---- SELECTION
Lavon Wright v. The Board of Public Instruction of Alachua County, Florida

431 F.2d 1200

Lavon WRIGHT et al., Plaintiffs-Appellants,
v.
The BOARD OF PUBLIC INSTRUCTION OF ALACHUA COUNTY, FLORIDA,
et al., Defendants-Appellees.

No. 29999 Summary Calendar.

United States Court of Appeals, Fifth Circuit.

Aug. 4, 1970, Rehearing Denied and Rehearing En Banc Denied
Sept. 3, 1970.

Earl M. Johnson, Jacksonville, Fla., Jack Greenberg, Norman J. Chachkin, Drew S. Days, III, New York City, for plaintiffs-appellants.

Harry C. Duncan, Gainesville, Fla., for defendants-appellees.

Before BELL, AINSWORTH, and GODBOLD, Circuit Judges.
--------
• _SET TASK_: Copy the whole case heading word for word, keeping each line as it appears. Use only the case heading above for your answers.
---- SOURCE DATA
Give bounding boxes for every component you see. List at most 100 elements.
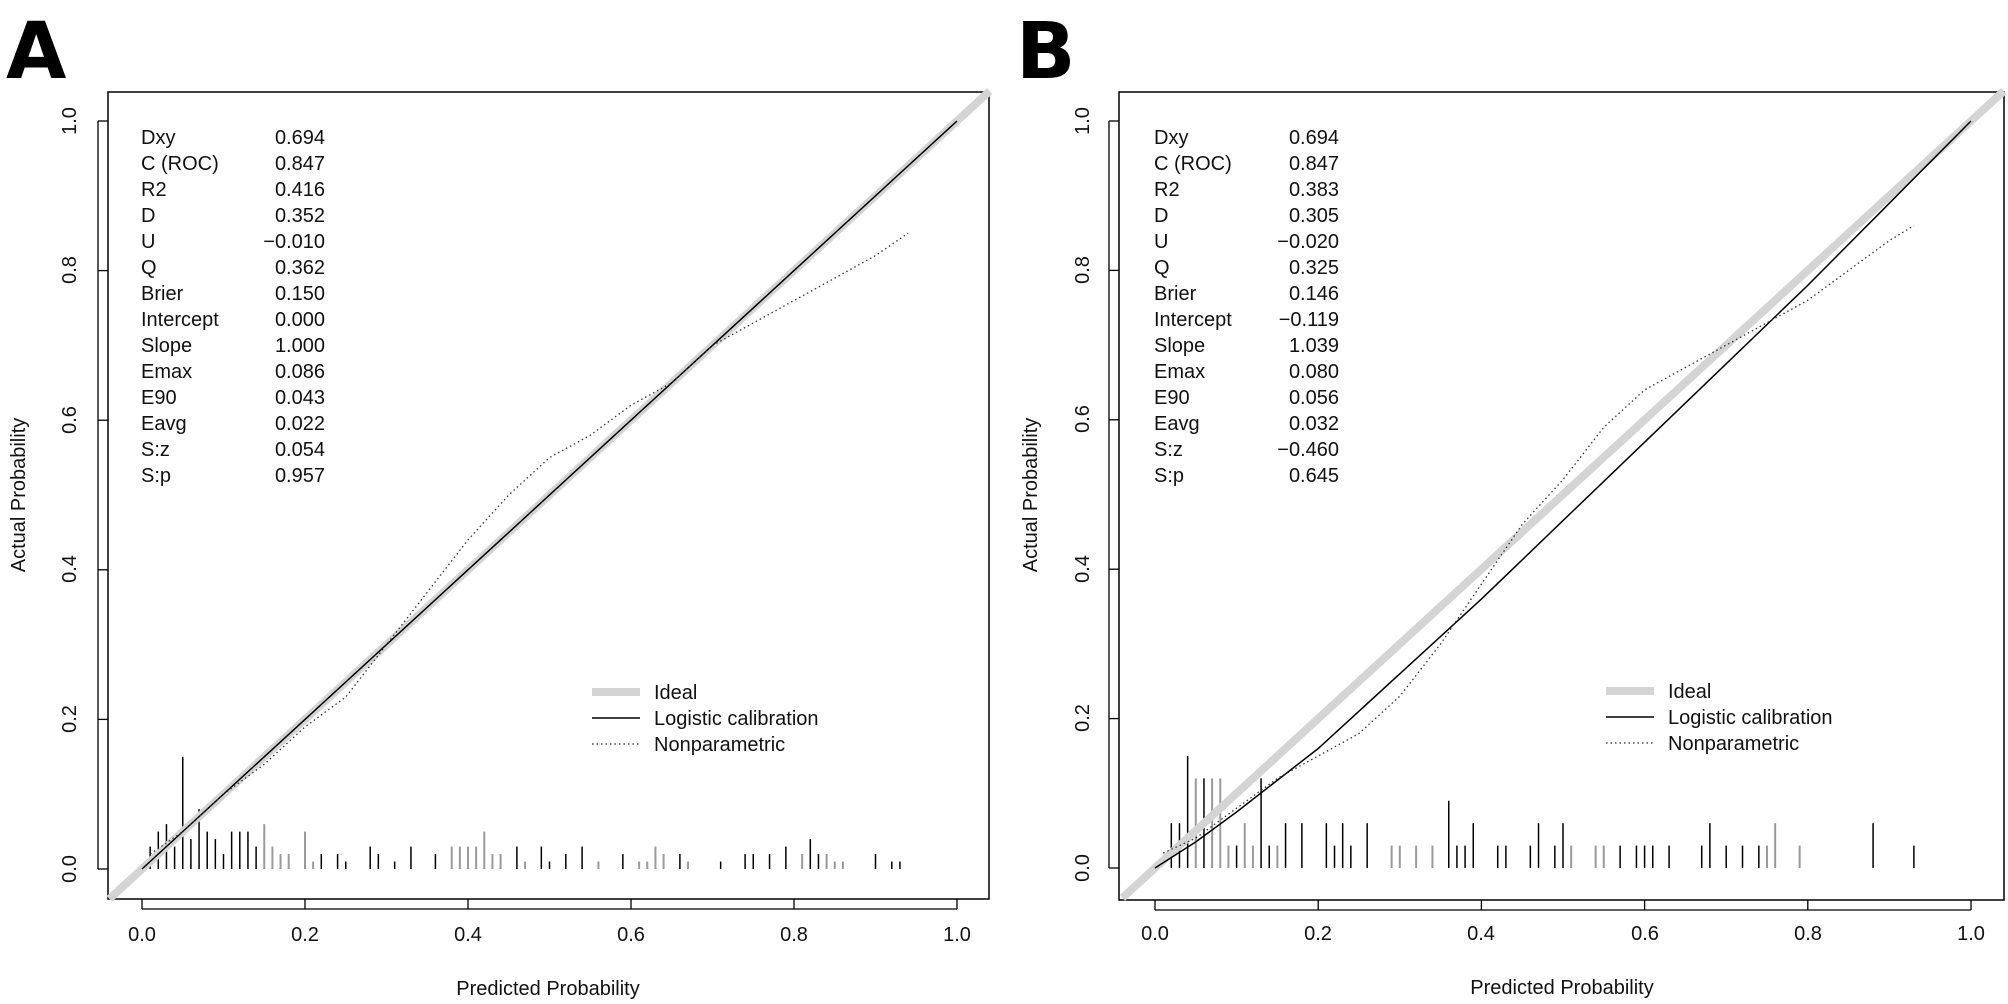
--------
• _FINAL ANSWER_:
Lavon Wright v. The Board of Public Instruction of Alachua County, Florida

431 F.2d 1200

Lavon WRIGHT et al., Plaintiffs-Appellants,
v.
The BOARD OF PUBLIC INSTRUCTION OF ALACHUA COUNTY, FLORIDA,
et al., Defendants-Appellees.

No. 29999 Summary Calendar.

United States Court of Appeals, Fifth Circuit.

Aug. 4, 1970, Rehearing Denied and Rehearing En Banc Denied
Sept. 3, 1970.

Earl M. Johnson, Jacksonville, Fla., Jack Greenberg, Norman J. Chachkin, Drew S. Days, III, New York City, for plaintiffs-appellants.

Harry C. Duncan, Gainesville, Fla., for defendants-appellees.

Before BELL, AINSWORTH, and GODBOLD, Circuit Judges.